**Aim**
Return the entries below verbatim. Pictures stay out.

**Source data**
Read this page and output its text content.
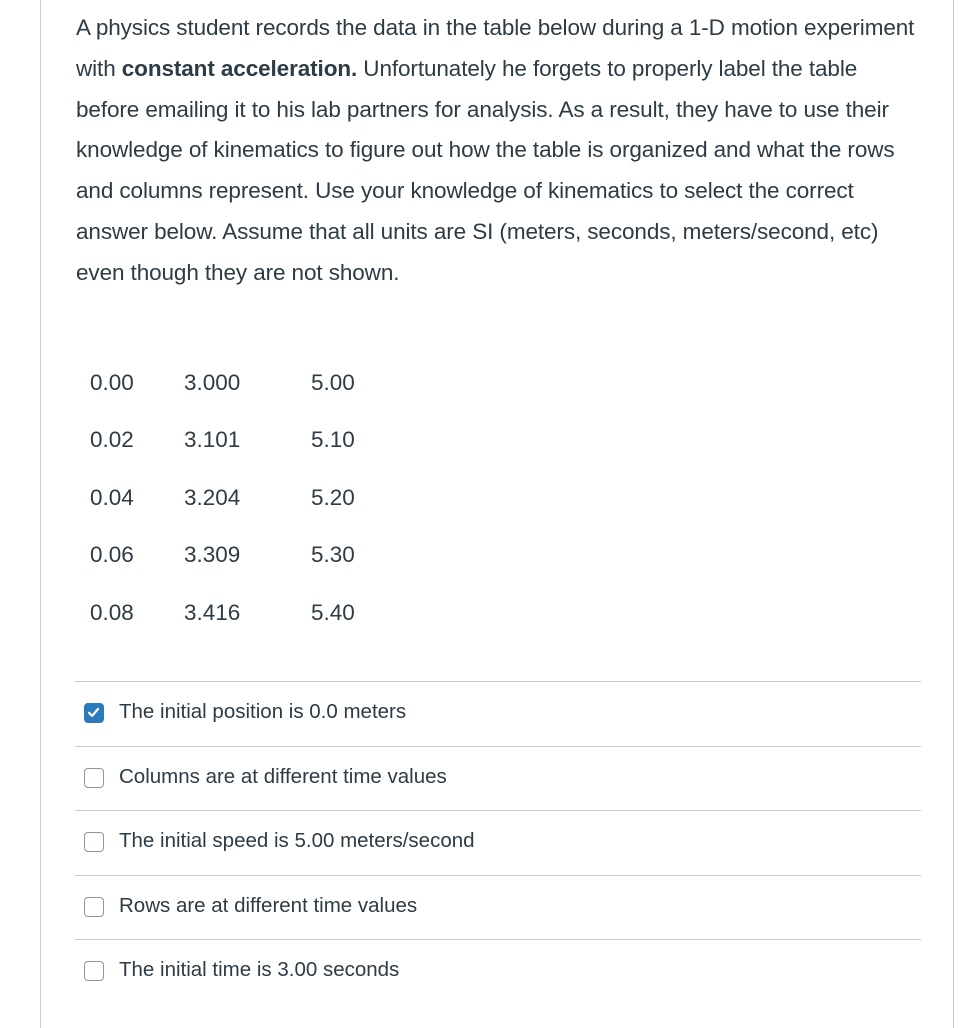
A physics student records the data in the table below during a 1-D motion experiment with constant acceleration. Unfortunately he forgets to properly label the table before emailing it to his lab partners for analysis. As a result, they have to use their knowledge of kinematics to figure out how the table is organized and what the rows and columns represent. Use your knowledge of kinematics to select the correct answer below. Assume that all units are SI (meters, seconds, meters/second, etc) even though they are not shown.
0.00	3.000	5.00
0.02	3.101	5.10
0.04	3.204	5.20
0.06	3.309	5.30
0.08	3.416	5.40
The initial position is 0.0 meters
Columns are at different time values
The initial speed is 5.00 meters/second
Rows are at different time values
The initial time is 3.00 seconds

**Written answer**
Read this page and output its text content.
A physics student records the data in the table below during a 1-D motion experiment with constant acceleration. Unfortunately he forgets to properly label the table before emailing it to his lab partners for analysis. As a result, they have to use their knowledge of kinematics to figure out how the table is organized and what the rows and columns represent. Use your knowledge of kinematics to select the correct answer below. Assume that all units are SI (meters, seconds, meters/second, etc) even though they are not shown.
0.00	3.000	5.00
0.02	3.101	5.10
0.04	3.204	5.20
0.06	3.309	5.30
0.08	3.416	5.40
The initial position is 0.0 meters
Columns are at different time values
The initial speed is 5.00 meters/second
Rows are at different time values
The initial time is 3.00 seconds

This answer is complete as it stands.